# REQUIRED WORK
Count how many lines include "agents" and answer with that number only.

>>>>>

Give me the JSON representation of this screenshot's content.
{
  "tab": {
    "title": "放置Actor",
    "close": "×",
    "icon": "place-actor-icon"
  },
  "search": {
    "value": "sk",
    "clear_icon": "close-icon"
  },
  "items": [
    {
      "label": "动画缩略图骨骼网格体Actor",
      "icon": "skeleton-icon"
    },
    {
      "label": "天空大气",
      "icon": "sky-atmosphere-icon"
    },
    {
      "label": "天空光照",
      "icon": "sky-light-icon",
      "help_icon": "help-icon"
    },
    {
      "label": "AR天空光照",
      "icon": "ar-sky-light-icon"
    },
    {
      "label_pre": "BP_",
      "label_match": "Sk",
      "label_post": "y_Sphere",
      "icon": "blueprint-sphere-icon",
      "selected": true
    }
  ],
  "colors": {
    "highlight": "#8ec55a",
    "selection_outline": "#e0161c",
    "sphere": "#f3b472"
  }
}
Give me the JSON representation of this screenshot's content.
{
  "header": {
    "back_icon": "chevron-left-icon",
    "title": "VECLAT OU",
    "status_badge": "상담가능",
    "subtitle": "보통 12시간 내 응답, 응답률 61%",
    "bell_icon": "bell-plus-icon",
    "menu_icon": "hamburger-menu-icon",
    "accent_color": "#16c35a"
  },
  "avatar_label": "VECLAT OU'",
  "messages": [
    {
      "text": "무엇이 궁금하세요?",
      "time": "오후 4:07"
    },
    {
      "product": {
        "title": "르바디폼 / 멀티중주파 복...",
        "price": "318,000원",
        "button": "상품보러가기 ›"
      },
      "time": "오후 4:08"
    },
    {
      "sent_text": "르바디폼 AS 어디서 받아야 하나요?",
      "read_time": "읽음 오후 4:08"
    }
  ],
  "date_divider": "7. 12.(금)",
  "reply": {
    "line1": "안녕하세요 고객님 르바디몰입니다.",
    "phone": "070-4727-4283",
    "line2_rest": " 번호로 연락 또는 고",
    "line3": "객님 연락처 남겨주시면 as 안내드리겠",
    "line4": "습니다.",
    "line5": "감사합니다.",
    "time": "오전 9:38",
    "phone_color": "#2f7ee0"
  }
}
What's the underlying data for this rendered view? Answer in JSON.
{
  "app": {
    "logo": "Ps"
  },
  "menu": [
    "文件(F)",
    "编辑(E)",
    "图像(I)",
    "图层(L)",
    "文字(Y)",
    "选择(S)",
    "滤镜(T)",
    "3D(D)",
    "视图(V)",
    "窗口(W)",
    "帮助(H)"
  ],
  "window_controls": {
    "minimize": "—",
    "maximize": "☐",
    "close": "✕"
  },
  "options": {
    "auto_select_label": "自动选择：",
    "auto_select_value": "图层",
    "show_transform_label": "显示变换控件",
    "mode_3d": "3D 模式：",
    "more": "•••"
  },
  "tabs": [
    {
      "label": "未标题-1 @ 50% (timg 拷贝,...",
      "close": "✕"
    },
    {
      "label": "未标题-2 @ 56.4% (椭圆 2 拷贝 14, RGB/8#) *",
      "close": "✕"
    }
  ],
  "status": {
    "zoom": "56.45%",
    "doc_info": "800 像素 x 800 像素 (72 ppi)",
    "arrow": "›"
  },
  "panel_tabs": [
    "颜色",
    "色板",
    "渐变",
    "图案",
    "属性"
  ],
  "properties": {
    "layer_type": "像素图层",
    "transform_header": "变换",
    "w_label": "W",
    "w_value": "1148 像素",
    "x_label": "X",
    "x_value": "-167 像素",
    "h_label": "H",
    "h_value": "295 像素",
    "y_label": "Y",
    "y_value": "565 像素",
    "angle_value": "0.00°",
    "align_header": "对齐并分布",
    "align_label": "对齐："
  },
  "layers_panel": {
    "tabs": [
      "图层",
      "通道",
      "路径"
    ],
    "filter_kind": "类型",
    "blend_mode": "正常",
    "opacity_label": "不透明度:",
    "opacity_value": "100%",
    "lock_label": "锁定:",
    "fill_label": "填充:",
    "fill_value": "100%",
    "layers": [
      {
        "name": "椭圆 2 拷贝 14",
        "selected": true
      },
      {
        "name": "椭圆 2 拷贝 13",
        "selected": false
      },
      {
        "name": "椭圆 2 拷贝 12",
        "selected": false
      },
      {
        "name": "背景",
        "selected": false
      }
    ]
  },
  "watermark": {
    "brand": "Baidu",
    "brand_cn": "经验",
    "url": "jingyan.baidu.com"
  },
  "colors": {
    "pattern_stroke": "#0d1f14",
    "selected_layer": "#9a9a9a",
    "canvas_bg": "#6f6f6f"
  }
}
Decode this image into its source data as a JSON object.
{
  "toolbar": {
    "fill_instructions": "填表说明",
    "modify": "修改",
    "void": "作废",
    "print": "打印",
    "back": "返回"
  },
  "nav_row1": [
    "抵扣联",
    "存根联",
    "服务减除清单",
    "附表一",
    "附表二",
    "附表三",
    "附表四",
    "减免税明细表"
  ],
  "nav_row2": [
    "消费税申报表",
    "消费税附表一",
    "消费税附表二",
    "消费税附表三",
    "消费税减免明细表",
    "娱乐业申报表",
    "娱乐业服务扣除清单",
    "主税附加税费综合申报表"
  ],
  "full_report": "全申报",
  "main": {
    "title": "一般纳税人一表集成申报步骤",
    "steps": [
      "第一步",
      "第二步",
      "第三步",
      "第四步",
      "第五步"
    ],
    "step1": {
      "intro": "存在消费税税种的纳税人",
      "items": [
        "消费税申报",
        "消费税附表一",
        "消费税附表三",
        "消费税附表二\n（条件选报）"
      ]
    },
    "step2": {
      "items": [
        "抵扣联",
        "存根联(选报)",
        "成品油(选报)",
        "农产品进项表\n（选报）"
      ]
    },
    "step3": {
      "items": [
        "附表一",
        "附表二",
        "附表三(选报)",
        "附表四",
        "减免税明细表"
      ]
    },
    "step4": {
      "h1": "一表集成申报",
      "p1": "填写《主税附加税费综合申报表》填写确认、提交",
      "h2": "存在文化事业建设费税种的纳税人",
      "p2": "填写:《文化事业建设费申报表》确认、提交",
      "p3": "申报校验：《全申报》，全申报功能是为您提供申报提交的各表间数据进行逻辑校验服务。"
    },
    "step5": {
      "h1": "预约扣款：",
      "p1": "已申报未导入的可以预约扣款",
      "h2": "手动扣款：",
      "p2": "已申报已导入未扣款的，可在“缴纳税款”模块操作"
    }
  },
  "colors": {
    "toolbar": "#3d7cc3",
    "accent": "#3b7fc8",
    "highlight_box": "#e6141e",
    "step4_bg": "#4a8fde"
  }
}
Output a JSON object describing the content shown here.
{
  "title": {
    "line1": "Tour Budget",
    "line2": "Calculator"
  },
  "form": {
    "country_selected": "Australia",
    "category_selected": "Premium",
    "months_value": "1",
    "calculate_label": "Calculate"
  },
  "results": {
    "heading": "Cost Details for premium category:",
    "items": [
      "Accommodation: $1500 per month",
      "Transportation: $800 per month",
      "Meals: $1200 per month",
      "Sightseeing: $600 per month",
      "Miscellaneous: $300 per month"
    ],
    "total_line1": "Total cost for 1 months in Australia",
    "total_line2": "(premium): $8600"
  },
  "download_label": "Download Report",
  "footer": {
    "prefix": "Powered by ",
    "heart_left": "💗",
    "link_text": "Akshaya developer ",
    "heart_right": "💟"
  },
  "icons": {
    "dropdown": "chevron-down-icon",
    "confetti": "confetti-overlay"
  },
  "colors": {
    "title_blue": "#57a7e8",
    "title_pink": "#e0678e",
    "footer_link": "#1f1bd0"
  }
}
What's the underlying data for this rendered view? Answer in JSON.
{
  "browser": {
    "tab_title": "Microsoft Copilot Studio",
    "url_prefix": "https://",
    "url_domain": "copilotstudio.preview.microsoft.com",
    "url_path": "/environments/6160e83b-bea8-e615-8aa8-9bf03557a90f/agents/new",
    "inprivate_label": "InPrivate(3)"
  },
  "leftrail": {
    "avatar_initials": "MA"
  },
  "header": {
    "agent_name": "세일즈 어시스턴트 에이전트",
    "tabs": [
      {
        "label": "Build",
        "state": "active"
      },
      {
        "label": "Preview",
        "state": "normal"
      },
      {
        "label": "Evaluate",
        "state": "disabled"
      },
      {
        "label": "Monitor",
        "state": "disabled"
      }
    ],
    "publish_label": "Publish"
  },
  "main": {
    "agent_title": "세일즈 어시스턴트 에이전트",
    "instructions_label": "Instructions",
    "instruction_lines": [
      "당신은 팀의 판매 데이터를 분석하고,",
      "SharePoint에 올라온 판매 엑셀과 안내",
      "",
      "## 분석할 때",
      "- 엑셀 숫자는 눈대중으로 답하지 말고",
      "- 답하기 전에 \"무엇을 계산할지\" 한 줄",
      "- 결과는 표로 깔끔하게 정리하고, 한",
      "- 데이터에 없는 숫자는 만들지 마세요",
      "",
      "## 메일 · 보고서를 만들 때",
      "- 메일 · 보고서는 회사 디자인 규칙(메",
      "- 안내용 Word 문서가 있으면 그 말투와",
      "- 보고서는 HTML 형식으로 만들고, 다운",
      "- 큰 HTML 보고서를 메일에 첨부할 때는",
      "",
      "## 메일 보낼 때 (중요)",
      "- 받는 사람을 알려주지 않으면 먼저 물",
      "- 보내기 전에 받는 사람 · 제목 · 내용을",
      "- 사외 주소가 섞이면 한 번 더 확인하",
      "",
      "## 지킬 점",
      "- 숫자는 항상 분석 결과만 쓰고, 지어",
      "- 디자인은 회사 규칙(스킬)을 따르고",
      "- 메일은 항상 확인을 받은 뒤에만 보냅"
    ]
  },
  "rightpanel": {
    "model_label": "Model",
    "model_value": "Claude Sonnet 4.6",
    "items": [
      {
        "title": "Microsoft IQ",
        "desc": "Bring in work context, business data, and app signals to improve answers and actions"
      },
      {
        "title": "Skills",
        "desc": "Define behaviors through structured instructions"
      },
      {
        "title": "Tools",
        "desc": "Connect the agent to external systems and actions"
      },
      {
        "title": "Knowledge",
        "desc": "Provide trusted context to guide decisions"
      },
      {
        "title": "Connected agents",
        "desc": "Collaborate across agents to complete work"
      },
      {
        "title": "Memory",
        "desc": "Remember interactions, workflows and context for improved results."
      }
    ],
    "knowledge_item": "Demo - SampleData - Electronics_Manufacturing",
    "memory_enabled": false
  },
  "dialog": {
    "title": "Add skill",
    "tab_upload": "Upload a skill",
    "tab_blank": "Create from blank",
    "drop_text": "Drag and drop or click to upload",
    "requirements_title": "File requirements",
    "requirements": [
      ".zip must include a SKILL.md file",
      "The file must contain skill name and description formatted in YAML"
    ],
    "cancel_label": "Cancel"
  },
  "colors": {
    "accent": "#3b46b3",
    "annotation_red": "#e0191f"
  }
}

<<<<<

# CORRECT ANSWER
3